• **Records for processing**
Start

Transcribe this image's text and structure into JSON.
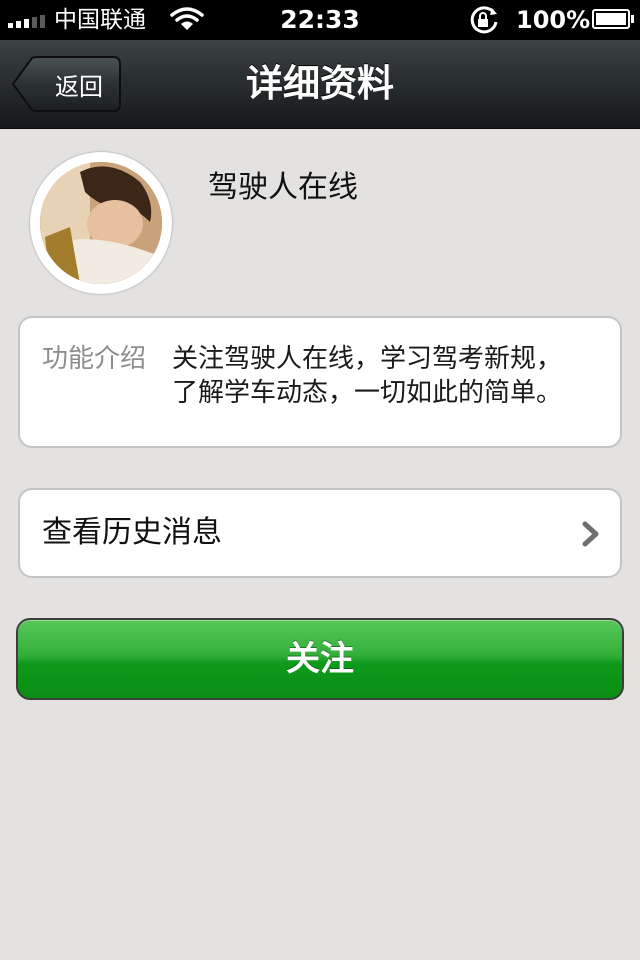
{
  "status_bar": {
    "carrier": "中国联通",
    "time": "22:33",
    "battery_percent": "100%",
    "signal_bars": 3,
    "icons": [
      "signal-icon",
      "wifi-icon",
      "rotation-lock-icon",
      "battery-icon"
    ]
  },
  "nav": {
    "back_label": "返回",
    "title": "详细资料"
  },
  "profile": {
    "name": "驾驶人在线"
  },
  "intro": {
    "label": "功能介绍",
    "text_line1": "关注驾驶人在线，学习驾考新规，",
    "text_line2": "了解学车动态，一切如此的简单。"
  },
  "history": {
    "label": "查看历史消息"
  },
  "follow": {
    "label": "关注"
  },
  "colors": {
    "background": "#e3e2e0",
    "nav_bar": "#272c2e",
    "follow_green": "#1fa52a",
    "secondary_text": "#8d8d8d"
  }
}
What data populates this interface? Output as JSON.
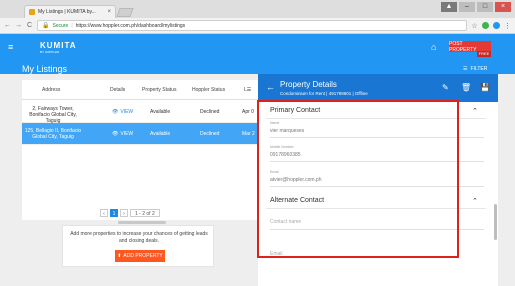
{
  "browser": {
    "tab_title": "My Listings | KUMITA by...",
    "tab_close": "×",
    "secure_label": "Secure",
    "url": "https://www.hoppler.com.ph/dashboard/mylistings",
    "win_user": "▲",
    "win_min": "–",
    "win_max": "□",
    "win_close": "×"
  },
  "header": {
    "logo": "KUMITA",
    "logo_sub": "BY HOPPLER",
    "page_title": "My Listings",
    "post_button": "POST PROPERTY",
    "free_badge": "FREE",
    "filter_label": "FILTER",
    "accent": "#2196f3"
  },
  "table": {
    "columns": [
      "Address",
      "Details",
      "Property Status",
      "Hoppler Status",
      "L☰"
    ],
    "rows": [
      {
        "address": "2, Fairways Tower, Bonifacio Global City, Taguig",
        "details": "VIEW",
        "property_status": "Available",
        "hoppler_status": "Declined",
        "date": "Apr 0",
        "selected": false
      },
      {
        "address": "125, Bellagio II, Bonifacio Global City, Taguig",
        "details": "VIEW",
        "property_status": "Available",
        "hoppler_status": "Declined",
        "date": "Mar 2",
        "selected": true
      }
    ],
    "pager": {
      "prev": "‹",
      "page": "1",
      "next": "›",
      "info": "1 - 2 of 2"
    }
  },
  "cta": {
    "text": "Add more properties to increase your chances of getting leads and closing deals.",
    "button": "ADD PROPERTY"
  },
  "drawer": {
    "title": "Property Details",
    "subtitle": "Condominium for Rent | 491789601 | Offline",
    "primary": {
      "title": "Primary Contact",
      "fields": [
        {
          "label": "Name",
          "value": "vier marqueses"
        },
        {
          "label": "Mobile Number",
          "value": "09178960385"
        },
        {
          "label": "Email",
          "value": "atvier@hoppler.com.ph"
        }
      ]
    },
    "alternate": {
      "title": "Alternate Contact",
      "name_placeholder": "Contact name",
      "email_placeholder": "Email"
    }
  }
}
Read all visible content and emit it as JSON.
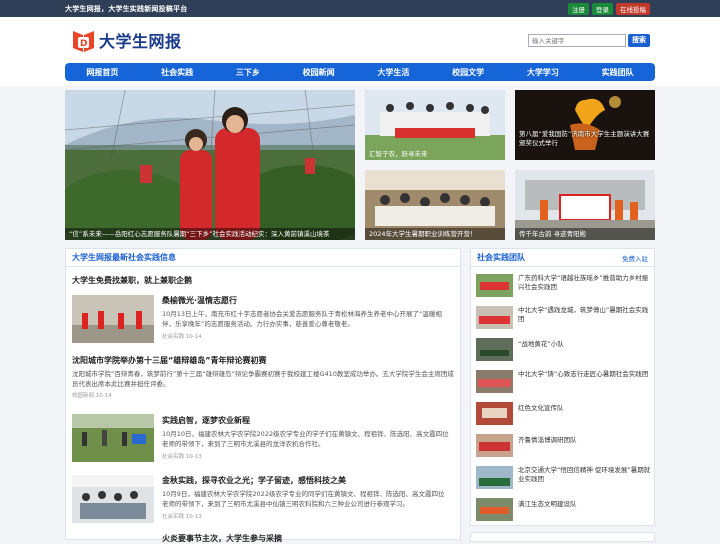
{
  "topbar": {
    "slogan": "大学生网报，大学生实践新闻投稿平台",
    "register": "注册",
    "login": "登录",
    "submit": "在线投稿"
  },
  "header": {
    "site_name": "大学生网报",
    "search_placeholder": "输入关键字",
    "search_button": "搜索"
  },
  "nav": [
    "网报首页",
    "社会实践",
    "三下乡",
    "校园新闻",
    "大学生活",
    "校园文学",
    "大学学习",
    "实践团队"
  ],
  "hero": {
    "main_caption": "“信”系未来——岳阳红心志愿服务队暑期“三下乡”社会实践活动纪实：深入黄前镇溪山境茶",
    "tile1_caption": "汇智于农，跃寻未来",
    "tile2_caption": "第八届“爱我国防”济南市大学生主题演讲大赛颁奖仪式举行",
    "tile3_caption": "2024年大学生暑期职业训练营开营！",
    "tile4_caption": "传千年古韵 寻迹青阳殿"
  },
  "main": {
    "heading": "大学生网报最新社会实践信息",
    "notice": "大学生免费找兼职，就上兼职企鹅",
    "articles": [
      {
        "title": "桑榆微光·温情志愿行",
        "text": "10月13日上午，南充市红十字志愿者协会关爱志愿服务队于青松林海养生养老中心开展了“温暖相伴，乐享晚年”的志愿服务活动。力行办实事，慈善爱心尊老敬老。",
        "meta": "社会实践 10-14"
      },
      {
        "title": "沈阳城市学院举办第十三届“雄辩雄岛”青年辩论赛初赛",
        "text": "沈阳城市学院“百辩青春，筑梦前行”第十三届“雄辩雄岛”辩论争霸赛初赛于我校建工楼G410教室成功举办。五大学院学生会主席团成员代表出席本此比赛并担任评委。",
        "meta": "校园新闻 10-14"
      },
      {
        "title": "实践启智，逐梦农业新程",
        "text": "10月10日，福建农林大学农学院2022级农学专业的学子们在黄镇文、程祖铧、陈选阳、高文霞四位老师的带领下，来到了三明市尤溪县的龙洋农机合作社。",
        "meta": "社会实践 10-13"
      },
      {
        "title": "金秋实践，探寻农业之光；学子留迹，感悟科技之美",
        "text": "10月9日，福建农林大学农学院2022级农学专业的同学们在黄镇文、程祖铧、陈选阳、高文霞四位老师的带领下，来到了三明市尤溪县中仙镇三明农科院和六三种业公司进行参观学习。",
        "meta": "社会实践 10-13"
      },
      {
        "title": "火炎要事节主次，大学生参与采摘",
        "text": "",
        "meta": ""
      }
    ]
  },
  "side": {
    "heading": "社会实践团队",
    "link": "免费入驻",
    "teams": [
      "广东药科大学“语越壮族瑶乡”推普助力乡村振兴社会实践团",
      "中北大学“遇践龙城，筑梦傅山”暑期社会实践团",
      "“战地黄花”小队",
      "中北大学“铸”心致志行走匠心暑期社会实践团",
      "红色文化宣传队",
      "齐鲁情淄博调研团队",
      "北京交通大学“悟回信精神 促环境发展”暑期就业实践团",
      "满江生态文明建设队"
    ]
  },
  "colors": {
    "topbar": "#2f3f57",
    "nav": "#1565d8",
    "accent": "#1a5fd0"
  }
}
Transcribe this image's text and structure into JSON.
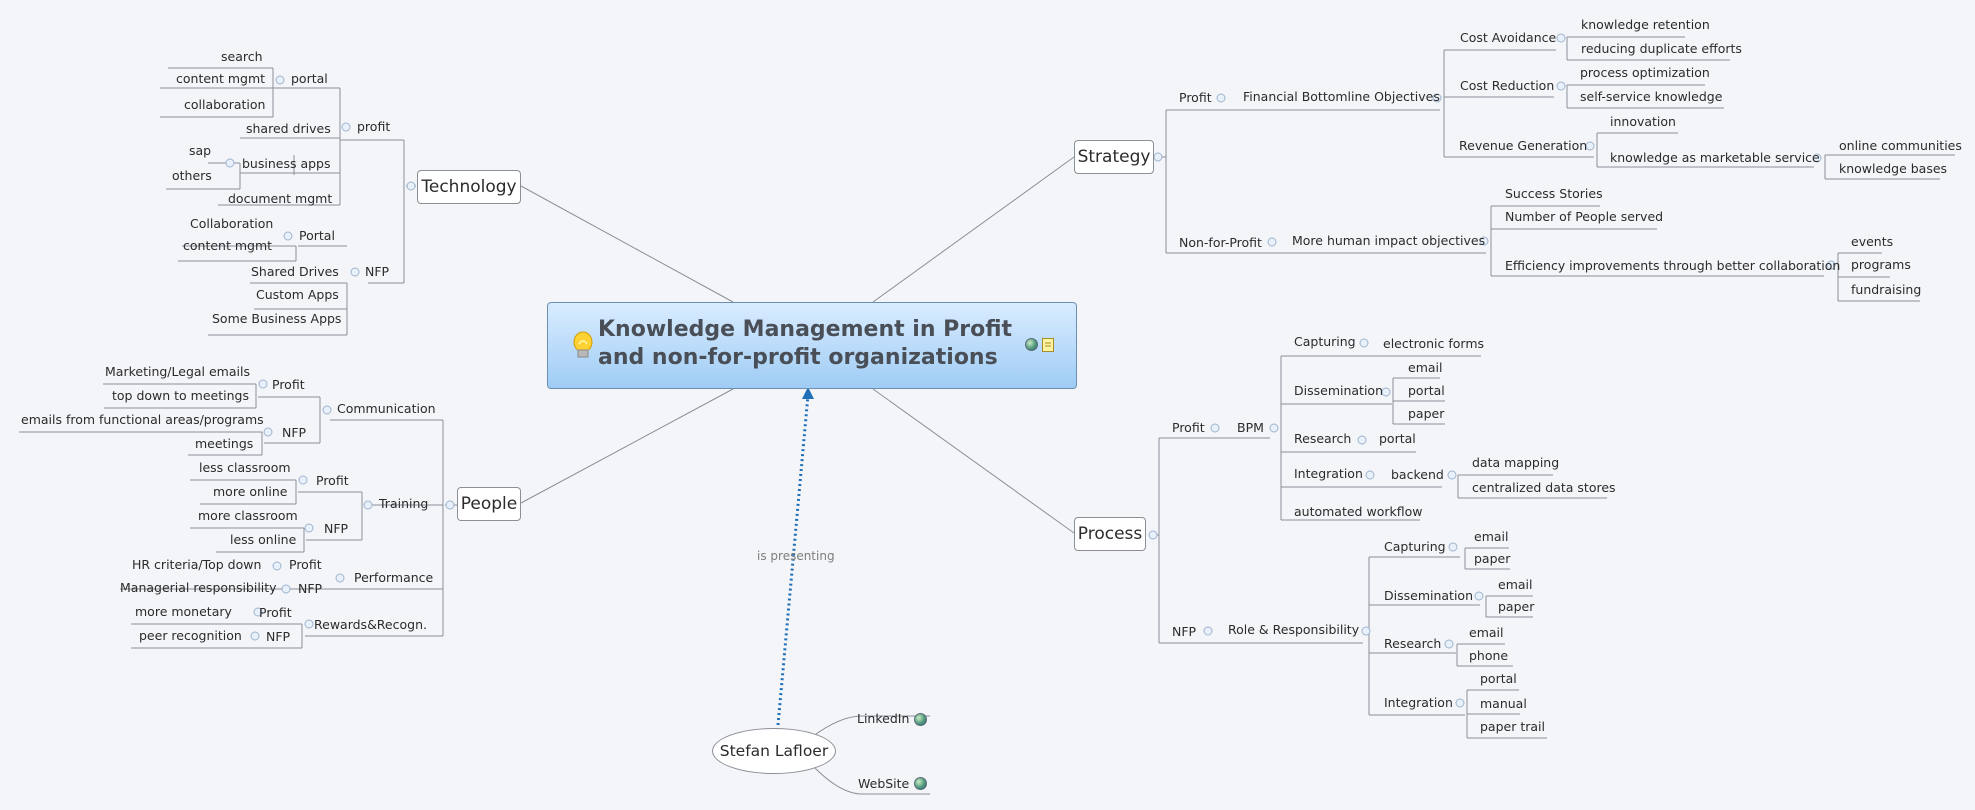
{
  "central": {
    "title_line1": "Knowledge Management in Profit",
    "title_line2": "and non-for-profit organizations",
    "icons": [
      "lightbulb-icon",
      "globe-icon",
      "note-icon"
    ]
  },
  "presenter": {
    "name": "Stefan Lafloer",
    "relationship_label": "is presenting",
    "links": [
      "LinkedIn",
      "WebSite"
    ]
  },
  "technology": {
    "label": "Technology",
    "profit": {
      "label": "profit",
      "portal": {
        "label": "portal",
        "items": [
          "search",
          "content mgmt",
          "collaboration"
        ]
      },
      "shared_drives": "shared drives",
      "business_apps": {
        "label": "business apps",
        "items": [
          "sap",
          "others"
        ]
      },
      "document_mgmt": "document mgmt"
    },
    "nfp": {
      "label": "NFP",
      "portal": {
        "label": "Portal",
        "items": [
          "Collaboration",
          "content mgmt"
        ]
      },
      "items": [
        "Shared Drives",
        "Custom Apps",
        "Some Business Apps"
      ]
    }
  },
  "people": {
    "label": "People",
    "communication": {
      "label": "Communication",
      "profit": {
        "label": "Profit",
        "items": [
          "Marketing/Legal emails",
          "top down to meetings"
        ]
      },
      "nfp": {
        "label": "NFP",
        "items": [
          "emails from functional areas/programs",
          "meetings"
        ]
      }
    },
    "training": {
      "label": "Training",
      "profit": {
        "label": "Profit",
        "items": [
          "less classroom",
          "more online"
        ]
      },
      "nfp": {
        "label": "NFP",
        "items": [
          "more classroom",
          "less online"
        ]
      }
    },
    "performance": {
      "label": "Performance",
      "profit": {
        "label": "Profit",
        "item": "HR criteria/Top down"
      },
      "nfp": {
        "label": "NFP",
        "item": "Managerial responsibility"
      }
    },
    "rewards": {
      "label": "Rewards&Recogn.",
      "profit": {
        "label": "Profit",
        "item": "more monetary"
      },
      "nfp": {
        "label": "NFP",
        "item": "peer recognition"
      }
    }
  },
  "strategy": {
    "label": "Strategy",
    "profit": {
      "label": "Profit",
      "objectives": "Financial Bottomline Objectives",
      "cost_avoidance": {
        "label": "Cost Avoidance",
        "items": [
          "knowledge retention",
          "reducing duplicate efforts"
        ]
      },
      "cost_reduction": {
        "label": "Cost Reduction",
        "items": [
          "process optimization",
          "self-service knowledge"
        ]
      },
      "revenue_generation": {
        "label": "Revenue Generation",
        "innovation": "innovation",
        "marketable": {
          "label": "knowledge as marketable service",
          "items": [
            "online communities",
            "knowledge bases"
          ]
        }
      }
    },
    "nfp": {
      "label": "Non-for-Profit",
      "objectives": "More human impact objectives",
      "items": [
        "Success Stories",
        "Number of People served"
      ],
      "efficiency": {
        "label": "Efficiency improvements through better collaboration",
        "items": [
          "events",
          "programs",
          "fundraising"
        ]
      }
    }
  },
  "process": {
    "label": "Process",
    "profit": {
      "label": "Profit",
      "bpm": {
        "label": "BPM",
        "capturing": {
          "label": "Capturing",
          "items": [
            "electronic forms"
          ]
        },
        "dissemination": {
          "label": "Dissemination",
          "items": [
            "email",
            "portal",
            "paper"
          ]
        },
        "research": {
          "label": "Research",
          "items": [
            "portal"
          ]
        },
        "integration": {
          "label": "Integration",
          "backend": {
            "label": "backend",
            "items": [
              "data mapping",
              "centralized data stores"
            ]
          }
        },
        "automated": "automated workflow"
      }
    },
    "nfp": {
      "label": "NFP",
      "role": {
        "label": "Role & Responsibility",
        "capturing": {
          "label": "Capturing",
          "items": [
            "email",
            "paper"
          ]
        },
        "dissemination": {
          "label": "Dissemination",
          "items": [
            "email",
            "paper"
          ]
        },
        "research": {
          "label": "Research",
          "items": [
            "email",
            "phone"
          ]
        },
        "integration": {
          "label": "Integration",
          "items": [
            "portal",
            "manual",
            "paper trail"
          ]
        }
      }
    }
  },
  "colors": {
    "background": "#f4f5f9",
    "line": "#7d858e",
    "relationship": "#1f6fb8",
    "central_top": "#d9ecff",
    "central_bottom": "#9fccf5"
  }
}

End

Return every line containing "City".

• **Output for this task**
        "address": "2, Fairways Tower, Bonifacio Global City, Taguig",
        "address": "125, Bellagio II, Bonifacio Global City, Taguig",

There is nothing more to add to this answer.